**DIRECTIONS:** In the listing below, count the lines with "LBMA" and report only the figure.
** START OF MATERIAL **
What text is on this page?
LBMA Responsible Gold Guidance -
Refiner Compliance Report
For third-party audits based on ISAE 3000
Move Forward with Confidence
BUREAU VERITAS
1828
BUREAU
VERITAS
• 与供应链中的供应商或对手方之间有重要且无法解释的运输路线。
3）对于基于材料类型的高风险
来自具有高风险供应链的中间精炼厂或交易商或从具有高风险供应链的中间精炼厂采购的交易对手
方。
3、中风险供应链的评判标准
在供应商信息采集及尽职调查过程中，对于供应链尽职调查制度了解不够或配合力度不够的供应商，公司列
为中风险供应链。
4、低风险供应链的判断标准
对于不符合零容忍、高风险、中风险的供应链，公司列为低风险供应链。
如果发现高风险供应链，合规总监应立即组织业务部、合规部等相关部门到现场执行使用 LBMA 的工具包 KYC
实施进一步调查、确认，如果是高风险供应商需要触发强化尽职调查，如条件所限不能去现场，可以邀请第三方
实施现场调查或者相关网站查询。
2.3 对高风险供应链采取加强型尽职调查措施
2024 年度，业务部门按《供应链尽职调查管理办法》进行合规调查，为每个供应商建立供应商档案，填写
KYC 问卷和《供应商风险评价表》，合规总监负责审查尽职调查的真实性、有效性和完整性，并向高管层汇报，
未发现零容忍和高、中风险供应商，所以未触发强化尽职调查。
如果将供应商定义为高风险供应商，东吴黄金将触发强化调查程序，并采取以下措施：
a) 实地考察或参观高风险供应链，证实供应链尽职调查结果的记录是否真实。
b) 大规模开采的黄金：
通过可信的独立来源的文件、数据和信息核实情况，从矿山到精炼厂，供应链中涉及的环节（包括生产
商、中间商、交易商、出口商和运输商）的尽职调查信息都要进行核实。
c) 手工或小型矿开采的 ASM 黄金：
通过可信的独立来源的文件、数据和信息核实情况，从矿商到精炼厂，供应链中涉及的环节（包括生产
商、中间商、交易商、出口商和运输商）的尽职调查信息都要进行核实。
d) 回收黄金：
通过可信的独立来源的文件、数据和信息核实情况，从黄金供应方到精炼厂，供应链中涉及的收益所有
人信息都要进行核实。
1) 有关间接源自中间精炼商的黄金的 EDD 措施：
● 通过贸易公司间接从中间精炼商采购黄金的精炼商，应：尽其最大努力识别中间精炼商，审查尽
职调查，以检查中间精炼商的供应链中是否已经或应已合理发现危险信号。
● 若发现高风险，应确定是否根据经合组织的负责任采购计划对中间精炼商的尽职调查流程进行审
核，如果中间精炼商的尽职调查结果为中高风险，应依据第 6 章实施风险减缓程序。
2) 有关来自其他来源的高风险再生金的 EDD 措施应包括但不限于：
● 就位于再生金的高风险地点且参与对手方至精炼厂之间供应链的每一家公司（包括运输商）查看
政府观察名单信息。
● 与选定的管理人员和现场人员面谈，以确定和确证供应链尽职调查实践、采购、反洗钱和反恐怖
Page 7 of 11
** END OF MATERIAL **
**IN RESPONSE:** 2